[Records for this exercise start]

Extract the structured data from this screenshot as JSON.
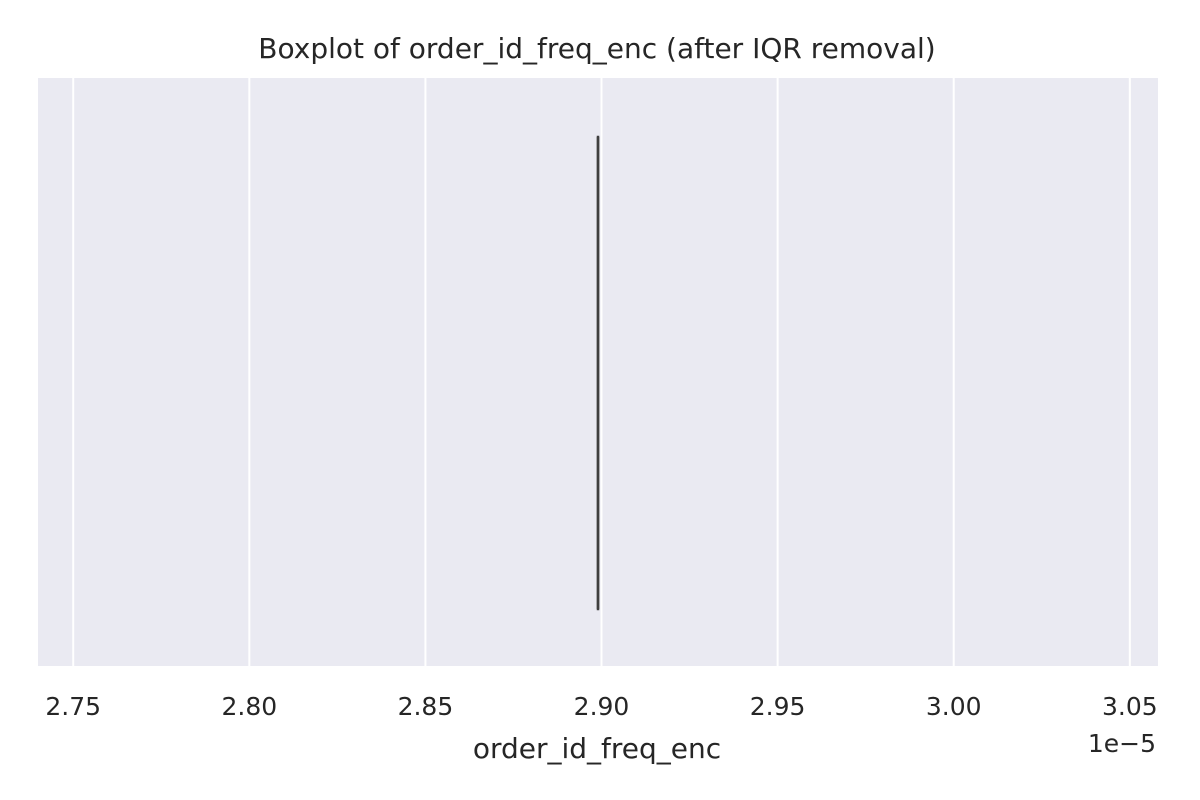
{
  "chart_data": {
    "type": "box",
    "title": "Boxplot of order_id_freq_enc (after IQR removal)",
    "xlabel": "order_id_freq_enc",
    "ylabel": "",
    "axis_offset_label": "1e−5",
    "xlim": [
      2.74,
      3.058
    ],
    "x_ticks": [
      2.75,
      2.8,
      2.85,
      2.9,
      2.95,
      3.0,
      3.05
    ],
    "x_tick_labels": [
      "2.75",
      "2.80",
      "2.85",
      "2.90",
      "2.95",
      "3.00",
      "3.05"
    ],
    "grid": true,
    "orientation": "horizontal",
    "series": [
      {
        "min": 2.899,
        "q1": 2.899,
        "median": 2.899,
        "q3": 2.899,
        "max": 2.899
      }
    ],
    "colors": {
      "plot_background": "#EAEAF2",
      "grid": "#FFFFFF",
      "box_line": "#3F3F3F",
      "text": "#262626"
    }
  }
}
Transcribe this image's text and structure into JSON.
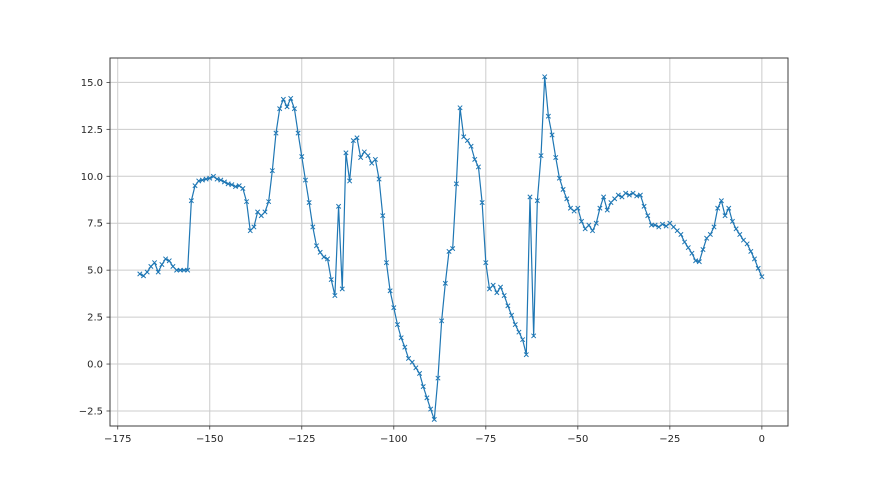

[Records for this exercise end]

# [Task objective]
Only lines with the word "text" should be collected from the material.

# [Answer for the task]
      "text": "#262626"
Transcribe this image's text and structure into JSON.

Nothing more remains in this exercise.